══ RECORD EXTRACTS ══

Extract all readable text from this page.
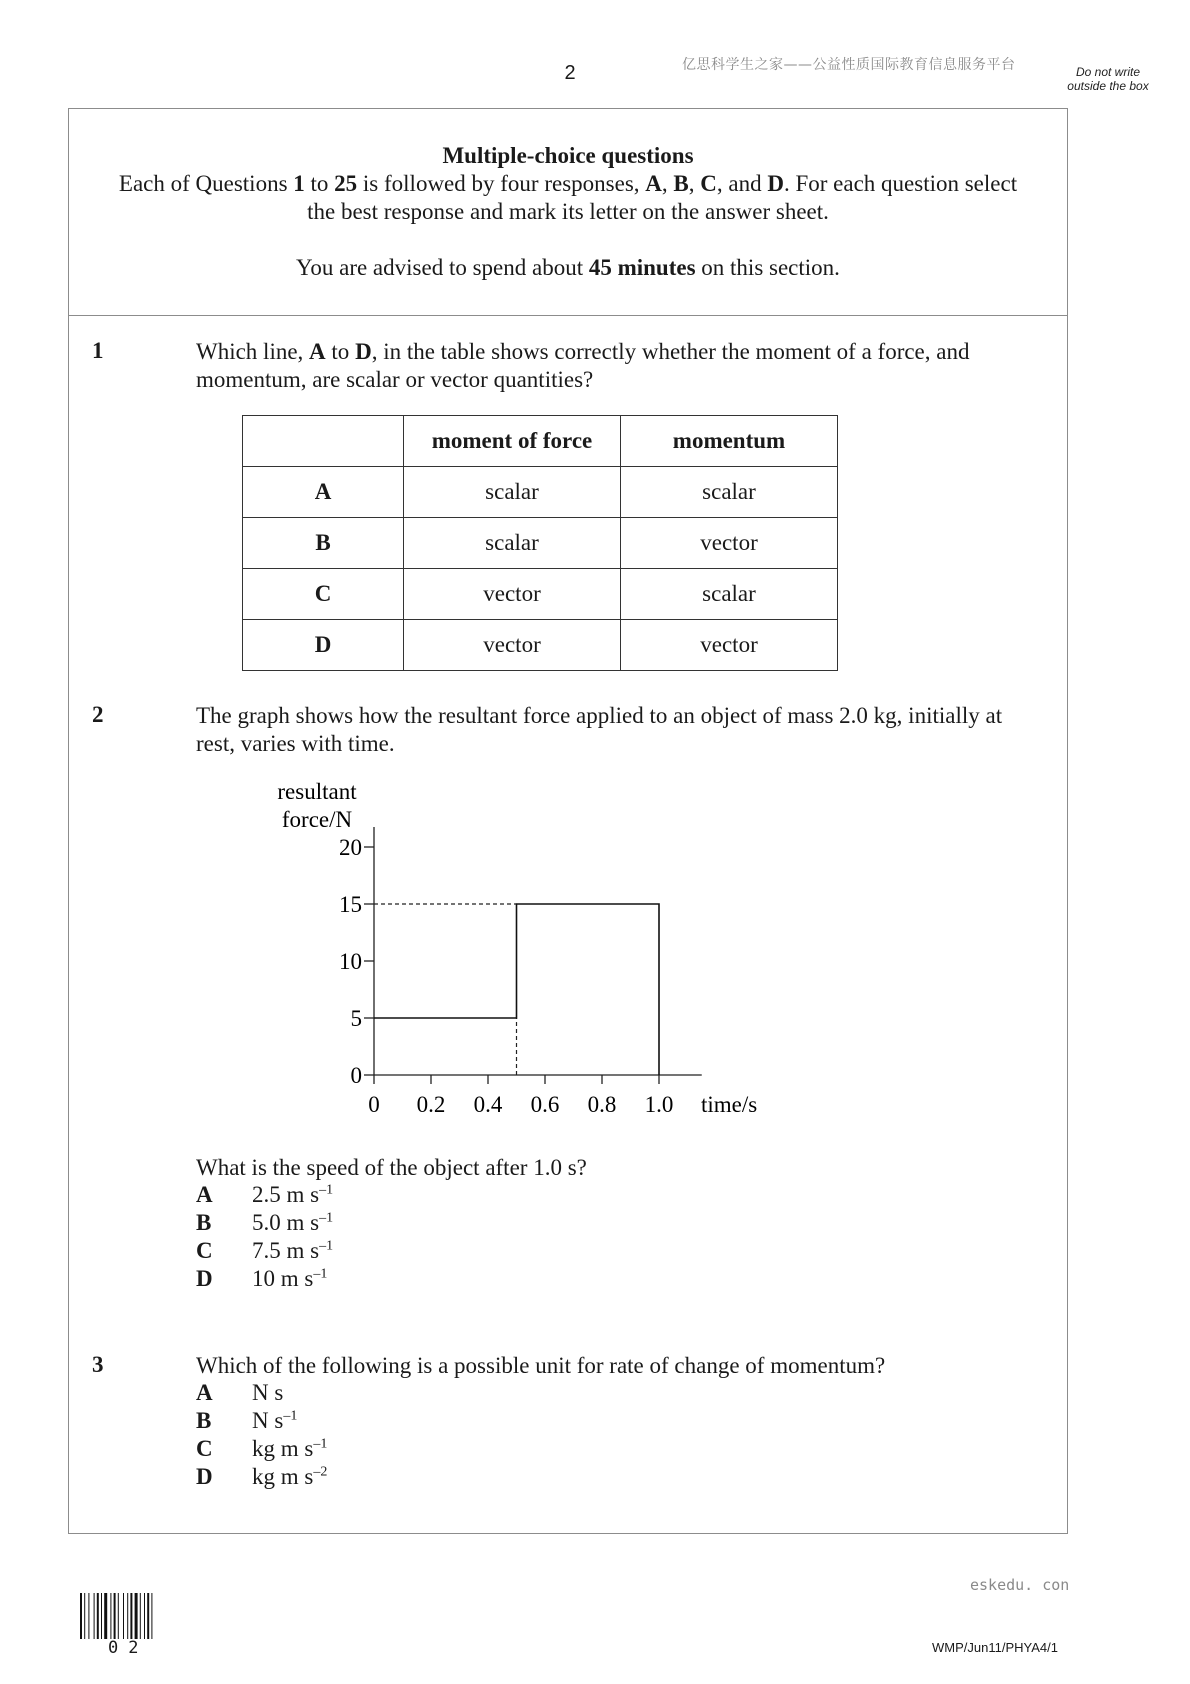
2	亿思科学生之家——公益性质国际教育信息服务平台	Do not write outside the box
Multiple-choice questions
Each of Questions 1 to 25 is followed by four responses, A, B, C, and D. For each question select the best response and mark its letter on the answer sheet.
You are advised to spend about 45 minutes on this section.
1	Which line, A to D, in the table shows correctly whether the moment of a force, and momentum, are scalar or vector quantities?
	moment of force	momentum
A	scalar	scalar
B	scalar	vector
C	vector	scalar
D	vector	vector
2	The graph shows how the resultant force applied to an object of mass 2.0 kg, initially at rest, varies with time.
resultant
force/N
0
5
10
15
20
0 0.2 0.4 0.6 0.8 1.0 time/s
What is the speed of the object after 1.0 s?
A 2.5 m $s^{-1}$
B 5.0 m $s^{-1}$
C 7.5 m $s^{-1}$
D 10 m $s^{-1}$
3	Which of the following is a possible unit for rate of change of momentum?
A N s
B N $s^{-1}$
C kg m $s^{-1}$
D kg m $s^{-2}$
eskedu. con
02	WMP/Jun11/PHYA4/1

═══

TASK: Retype the listing exactly. Pictures do not belong in the copy.

FINAL RESULT:
Extract all readable text from this page.
2	亿思科学生之家——公益性质国际教育信息服务平台	Do not write outside the box
Multiple-choice questions
Each of Questions 1 to 25 is followed by four responses, A, B, C, and D. For each question select the best response and mark its letter on the answer sheet.
You are advised to spend about 45 minutes on this section.
1	Which line, A to D, in the table shows correctly whether the moment of a force, and momentum, are scalar or vector quantities?
	moment of force	momentum
A	scalar	scalar
B	scalar	vector
C	vector	scalar
D	vector	vector
2	The graph shows how the resultant force applied to an object of mass 2.0 kg, initially at rest, varies with time.
resultant
force/N
0
5
10
15
20
0 0.2 0.4 0.6 0.8 1.0 time/s
What is the speed of the object after 1.0 s?
A 2.5 m $s^{-1}$
B 5.0 m $s^{-1}$
C 7.5 m $s^{-1}$
D 10 m $s^{-1}$
3	Which of the following is a possible unit for rate of change of momentum?
A N s
B N $s^{-1}$
C kg m $s^{-1}$
D kg m $s^{-2}$
eskedu. con
02	WMP/Jun11/PHYA4/1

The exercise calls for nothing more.